__What to produce__:
Which lines in the records below contain the word "الحديث"? Copy each one out.

__Recorded data__:
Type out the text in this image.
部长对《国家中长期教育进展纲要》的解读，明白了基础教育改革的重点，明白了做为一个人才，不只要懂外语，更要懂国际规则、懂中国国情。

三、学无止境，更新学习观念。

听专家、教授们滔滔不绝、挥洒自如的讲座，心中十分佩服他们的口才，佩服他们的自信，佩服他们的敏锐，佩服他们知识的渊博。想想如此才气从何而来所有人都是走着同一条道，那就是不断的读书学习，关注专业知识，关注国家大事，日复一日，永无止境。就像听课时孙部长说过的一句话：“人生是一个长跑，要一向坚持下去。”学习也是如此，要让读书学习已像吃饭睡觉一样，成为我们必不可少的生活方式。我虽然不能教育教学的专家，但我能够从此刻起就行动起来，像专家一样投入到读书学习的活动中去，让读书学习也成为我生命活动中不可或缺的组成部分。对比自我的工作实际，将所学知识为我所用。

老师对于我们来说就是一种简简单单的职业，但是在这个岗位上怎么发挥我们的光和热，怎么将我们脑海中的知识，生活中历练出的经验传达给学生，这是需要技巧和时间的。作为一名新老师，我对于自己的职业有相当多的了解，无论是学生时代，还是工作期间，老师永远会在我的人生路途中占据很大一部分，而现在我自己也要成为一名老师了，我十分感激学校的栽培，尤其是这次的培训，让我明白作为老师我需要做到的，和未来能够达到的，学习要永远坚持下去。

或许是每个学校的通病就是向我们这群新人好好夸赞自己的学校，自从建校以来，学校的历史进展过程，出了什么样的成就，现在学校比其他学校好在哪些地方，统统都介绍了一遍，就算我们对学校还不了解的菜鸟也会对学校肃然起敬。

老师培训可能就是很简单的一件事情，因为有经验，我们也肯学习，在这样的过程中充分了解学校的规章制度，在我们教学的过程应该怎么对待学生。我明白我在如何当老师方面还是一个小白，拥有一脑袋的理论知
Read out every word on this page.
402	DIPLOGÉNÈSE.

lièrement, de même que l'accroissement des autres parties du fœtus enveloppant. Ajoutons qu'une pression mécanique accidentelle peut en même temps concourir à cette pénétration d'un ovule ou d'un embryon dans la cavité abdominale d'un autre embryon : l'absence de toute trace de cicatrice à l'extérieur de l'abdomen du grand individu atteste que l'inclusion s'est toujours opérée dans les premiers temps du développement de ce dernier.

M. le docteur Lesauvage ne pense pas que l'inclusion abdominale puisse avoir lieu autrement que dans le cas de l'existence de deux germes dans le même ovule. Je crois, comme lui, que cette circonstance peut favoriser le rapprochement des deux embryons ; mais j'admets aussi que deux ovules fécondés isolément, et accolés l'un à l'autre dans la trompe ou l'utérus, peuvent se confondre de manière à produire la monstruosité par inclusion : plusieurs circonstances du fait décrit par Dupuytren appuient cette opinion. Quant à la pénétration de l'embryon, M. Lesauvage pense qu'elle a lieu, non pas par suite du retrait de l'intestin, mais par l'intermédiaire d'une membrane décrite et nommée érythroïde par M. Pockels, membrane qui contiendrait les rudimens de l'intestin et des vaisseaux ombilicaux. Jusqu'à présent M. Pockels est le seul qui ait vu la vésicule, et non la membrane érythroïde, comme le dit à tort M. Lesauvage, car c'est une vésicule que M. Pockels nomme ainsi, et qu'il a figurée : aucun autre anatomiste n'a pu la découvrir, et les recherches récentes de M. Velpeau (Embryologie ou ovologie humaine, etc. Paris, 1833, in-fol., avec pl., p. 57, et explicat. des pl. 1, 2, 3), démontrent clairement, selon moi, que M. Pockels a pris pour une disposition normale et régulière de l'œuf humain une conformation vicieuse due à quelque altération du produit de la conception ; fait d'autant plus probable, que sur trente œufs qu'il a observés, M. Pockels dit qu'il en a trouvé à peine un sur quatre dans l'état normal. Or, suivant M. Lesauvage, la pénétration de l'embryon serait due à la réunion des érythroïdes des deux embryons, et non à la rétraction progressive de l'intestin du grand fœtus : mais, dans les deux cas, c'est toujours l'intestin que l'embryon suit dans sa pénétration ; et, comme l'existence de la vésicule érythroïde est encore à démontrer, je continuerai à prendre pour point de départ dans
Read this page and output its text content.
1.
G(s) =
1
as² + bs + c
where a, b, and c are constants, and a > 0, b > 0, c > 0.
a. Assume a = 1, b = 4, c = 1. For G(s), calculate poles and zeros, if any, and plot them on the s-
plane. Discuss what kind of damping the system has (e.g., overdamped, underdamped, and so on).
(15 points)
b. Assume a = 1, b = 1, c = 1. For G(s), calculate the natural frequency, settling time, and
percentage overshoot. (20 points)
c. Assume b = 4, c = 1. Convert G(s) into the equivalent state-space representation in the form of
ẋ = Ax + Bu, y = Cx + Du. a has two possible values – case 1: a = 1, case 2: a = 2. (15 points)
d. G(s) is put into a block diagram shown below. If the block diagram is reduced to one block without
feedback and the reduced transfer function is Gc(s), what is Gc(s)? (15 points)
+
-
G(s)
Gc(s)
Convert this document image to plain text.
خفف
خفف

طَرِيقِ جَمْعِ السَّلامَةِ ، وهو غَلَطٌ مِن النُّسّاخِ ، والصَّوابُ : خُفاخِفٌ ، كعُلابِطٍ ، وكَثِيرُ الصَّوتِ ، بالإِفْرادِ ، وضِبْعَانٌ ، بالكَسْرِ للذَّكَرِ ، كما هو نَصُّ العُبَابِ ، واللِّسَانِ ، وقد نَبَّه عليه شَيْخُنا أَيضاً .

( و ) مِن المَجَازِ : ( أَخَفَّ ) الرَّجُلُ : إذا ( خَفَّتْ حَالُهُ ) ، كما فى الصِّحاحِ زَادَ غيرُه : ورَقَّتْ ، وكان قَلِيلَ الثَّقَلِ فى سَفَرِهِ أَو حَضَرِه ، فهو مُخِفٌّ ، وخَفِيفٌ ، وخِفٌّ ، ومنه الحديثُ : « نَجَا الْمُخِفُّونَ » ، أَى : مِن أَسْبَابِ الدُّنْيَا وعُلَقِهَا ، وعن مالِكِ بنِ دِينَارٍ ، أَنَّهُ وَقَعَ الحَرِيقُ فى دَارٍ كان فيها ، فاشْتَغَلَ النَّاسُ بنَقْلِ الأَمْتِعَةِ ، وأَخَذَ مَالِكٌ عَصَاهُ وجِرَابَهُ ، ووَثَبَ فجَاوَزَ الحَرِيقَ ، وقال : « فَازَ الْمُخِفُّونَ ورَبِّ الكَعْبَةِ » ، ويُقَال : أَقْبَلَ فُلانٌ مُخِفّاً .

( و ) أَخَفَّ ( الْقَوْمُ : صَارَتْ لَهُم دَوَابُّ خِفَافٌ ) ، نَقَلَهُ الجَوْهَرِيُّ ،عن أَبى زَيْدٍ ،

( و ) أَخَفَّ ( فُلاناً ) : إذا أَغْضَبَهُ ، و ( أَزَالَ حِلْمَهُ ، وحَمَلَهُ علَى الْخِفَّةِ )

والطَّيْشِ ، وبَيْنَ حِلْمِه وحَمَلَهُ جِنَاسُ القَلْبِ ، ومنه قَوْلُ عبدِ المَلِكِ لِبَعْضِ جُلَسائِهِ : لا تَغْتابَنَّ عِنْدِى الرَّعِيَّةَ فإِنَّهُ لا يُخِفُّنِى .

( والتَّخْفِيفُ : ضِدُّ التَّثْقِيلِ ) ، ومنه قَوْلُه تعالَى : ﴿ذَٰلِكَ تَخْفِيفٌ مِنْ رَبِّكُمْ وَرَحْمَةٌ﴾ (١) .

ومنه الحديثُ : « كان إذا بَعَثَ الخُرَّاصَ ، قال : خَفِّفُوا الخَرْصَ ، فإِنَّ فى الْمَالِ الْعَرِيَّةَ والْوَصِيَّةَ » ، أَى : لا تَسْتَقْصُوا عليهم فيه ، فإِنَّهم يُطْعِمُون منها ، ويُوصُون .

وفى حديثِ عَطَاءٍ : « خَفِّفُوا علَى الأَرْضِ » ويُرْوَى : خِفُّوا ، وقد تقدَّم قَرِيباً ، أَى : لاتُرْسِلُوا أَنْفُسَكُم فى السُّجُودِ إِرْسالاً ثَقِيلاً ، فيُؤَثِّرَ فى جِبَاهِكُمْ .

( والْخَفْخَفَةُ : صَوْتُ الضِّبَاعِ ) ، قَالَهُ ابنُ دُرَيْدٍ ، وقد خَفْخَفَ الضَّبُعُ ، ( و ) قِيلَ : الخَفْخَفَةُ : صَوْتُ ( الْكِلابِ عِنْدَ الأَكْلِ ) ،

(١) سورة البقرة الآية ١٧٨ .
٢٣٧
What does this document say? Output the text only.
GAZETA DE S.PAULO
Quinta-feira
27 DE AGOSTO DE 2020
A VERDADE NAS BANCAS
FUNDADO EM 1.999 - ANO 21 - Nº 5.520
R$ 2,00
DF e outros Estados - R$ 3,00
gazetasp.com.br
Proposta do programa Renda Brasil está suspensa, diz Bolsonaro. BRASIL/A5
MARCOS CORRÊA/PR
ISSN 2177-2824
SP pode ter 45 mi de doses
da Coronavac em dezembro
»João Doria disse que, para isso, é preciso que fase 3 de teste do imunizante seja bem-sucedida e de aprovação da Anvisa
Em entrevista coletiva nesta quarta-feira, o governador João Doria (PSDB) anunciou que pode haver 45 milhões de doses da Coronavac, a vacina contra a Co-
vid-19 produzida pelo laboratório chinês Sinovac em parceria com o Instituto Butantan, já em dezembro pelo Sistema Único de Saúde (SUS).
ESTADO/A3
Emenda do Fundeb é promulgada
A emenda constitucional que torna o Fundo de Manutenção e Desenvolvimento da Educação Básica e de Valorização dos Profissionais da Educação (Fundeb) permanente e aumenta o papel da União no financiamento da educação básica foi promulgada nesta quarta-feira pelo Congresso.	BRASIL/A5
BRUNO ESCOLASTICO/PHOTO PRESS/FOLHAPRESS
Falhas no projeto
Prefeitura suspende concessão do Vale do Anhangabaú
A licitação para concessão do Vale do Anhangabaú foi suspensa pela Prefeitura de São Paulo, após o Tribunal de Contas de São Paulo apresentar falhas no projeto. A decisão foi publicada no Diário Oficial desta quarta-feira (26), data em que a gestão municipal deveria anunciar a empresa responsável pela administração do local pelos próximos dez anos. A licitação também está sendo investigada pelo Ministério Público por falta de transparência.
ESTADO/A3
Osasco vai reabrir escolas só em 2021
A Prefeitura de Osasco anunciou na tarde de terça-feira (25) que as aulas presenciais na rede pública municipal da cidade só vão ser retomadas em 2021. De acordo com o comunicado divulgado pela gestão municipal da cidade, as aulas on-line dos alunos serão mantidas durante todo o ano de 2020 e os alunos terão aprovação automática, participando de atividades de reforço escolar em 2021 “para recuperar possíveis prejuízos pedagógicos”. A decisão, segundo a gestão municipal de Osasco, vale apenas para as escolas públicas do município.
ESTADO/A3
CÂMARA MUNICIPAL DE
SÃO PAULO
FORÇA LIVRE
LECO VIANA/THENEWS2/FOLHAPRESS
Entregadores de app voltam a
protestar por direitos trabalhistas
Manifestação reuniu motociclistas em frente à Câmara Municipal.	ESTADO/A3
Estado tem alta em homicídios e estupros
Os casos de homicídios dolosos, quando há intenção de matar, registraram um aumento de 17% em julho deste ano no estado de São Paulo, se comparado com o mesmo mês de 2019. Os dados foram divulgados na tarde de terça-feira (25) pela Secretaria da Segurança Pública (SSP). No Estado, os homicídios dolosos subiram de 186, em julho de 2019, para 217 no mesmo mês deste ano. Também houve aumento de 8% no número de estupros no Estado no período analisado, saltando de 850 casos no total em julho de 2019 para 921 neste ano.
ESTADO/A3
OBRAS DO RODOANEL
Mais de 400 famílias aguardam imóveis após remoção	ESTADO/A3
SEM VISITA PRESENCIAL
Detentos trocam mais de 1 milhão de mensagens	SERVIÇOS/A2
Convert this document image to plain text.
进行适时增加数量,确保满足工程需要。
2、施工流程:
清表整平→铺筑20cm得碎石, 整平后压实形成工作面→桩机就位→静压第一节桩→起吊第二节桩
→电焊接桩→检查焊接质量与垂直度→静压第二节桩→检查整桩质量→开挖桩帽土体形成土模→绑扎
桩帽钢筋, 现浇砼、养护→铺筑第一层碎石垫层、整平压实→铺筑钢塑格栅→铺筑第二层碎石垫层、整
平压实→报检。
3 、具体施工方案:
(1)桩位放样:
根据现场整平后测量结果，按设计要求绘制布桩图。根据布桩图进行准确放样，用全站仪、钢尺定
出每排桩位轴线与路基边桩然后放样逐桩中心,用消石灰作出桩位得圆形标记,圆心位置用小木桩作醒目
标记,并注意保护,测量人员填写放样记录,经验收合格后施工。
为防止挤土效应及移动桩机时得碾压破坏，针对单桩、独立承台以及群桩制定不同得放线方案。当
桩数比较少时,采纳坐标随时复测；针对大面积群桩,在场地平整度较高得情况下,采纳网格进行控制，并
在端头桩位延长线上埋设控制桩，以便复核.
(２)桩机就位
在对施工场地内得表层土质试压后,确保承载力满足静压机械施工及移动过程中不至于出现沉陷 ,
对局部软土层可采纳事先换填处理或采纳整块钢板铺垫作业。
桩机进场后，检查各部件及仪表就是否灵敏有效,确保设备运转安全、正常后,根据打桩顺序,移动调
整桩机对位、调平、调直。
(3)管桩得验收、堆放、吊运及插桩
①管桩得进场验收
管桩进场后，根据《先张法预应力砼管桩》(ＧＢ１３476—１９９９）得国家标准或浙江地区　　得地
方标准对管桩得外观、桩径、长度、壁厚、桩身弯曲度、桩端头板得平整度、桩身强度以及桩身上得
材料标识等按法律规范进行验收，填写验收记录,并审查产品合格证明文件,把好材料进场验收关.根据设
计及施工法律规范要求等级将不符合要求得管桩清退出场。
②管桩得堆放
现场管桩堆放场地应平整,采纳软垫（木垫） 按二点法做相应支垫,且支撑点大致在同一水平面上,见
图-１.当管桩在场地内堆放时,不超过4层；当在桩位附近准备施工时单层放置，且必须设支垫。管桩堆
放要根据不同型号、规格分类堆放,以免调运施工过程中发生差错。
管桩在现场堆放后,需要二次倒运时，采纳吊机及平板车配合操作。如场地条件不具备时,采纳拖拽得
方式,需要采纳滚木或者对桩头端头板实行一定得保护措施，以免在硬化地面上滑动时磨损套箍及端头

__Task response__:
( و ) مِن المَجَازِ : ( أَخَفَّ ) الرَّجُلُ : إذا ( خَفَّتْ حَالُهُ ) ، كما فى الصِّحاحِ زَادَ غيرُه : ورَقَّتْ ، وكان قَلِيلَ الثَّقَلِ فى سَفَرِهِ أَو حَضَرِه ، فهو مُخِفٌّ ، وخَفِيفٌ ، وخِفٌّ ، ومنه الحديثُ : « نَجَا الْمُخِفُّونَ » ، أَى : مِن أَسْبَابِ الدُّنْيَا وعُلَقِهَا ، وعن مالِكِ بنِ دِينَارٍ ، أَنَّهُ وَقَعَ الحَرِيقُ فى دَارٍ كان فيها ، فاشْتَغَلَ النَّاسُ بنَقْلِ الأَمْتِعَةِ ، وأَخَذَ مَالِكٌ عَصَاهُ وجِرَابَهُ ، ووَثَبَ فجَاوَزَ الحَرِيقَ ، وقال : « فَازَ الْمُخِفُّونَ ورَبِّ الكَعْبَةِ » ، ويُقَال : أَقْبَلَ فُلانٌ مُخِفّاً .
ومنه الحديثُ : « كان إذا بَعَثَ الخُرَّاصَ ، قال : خَفِّفُوا الخَرْصَ ، فإِنَّ فى الْمَالِ الْعَرِيَّةَ والْوَصِيَّةَ » ، أَى : لا تَسْتَقْصُوا عليهم فيه ، فإِنَّهم يُطْعِمُون منها ، ويُوصُون .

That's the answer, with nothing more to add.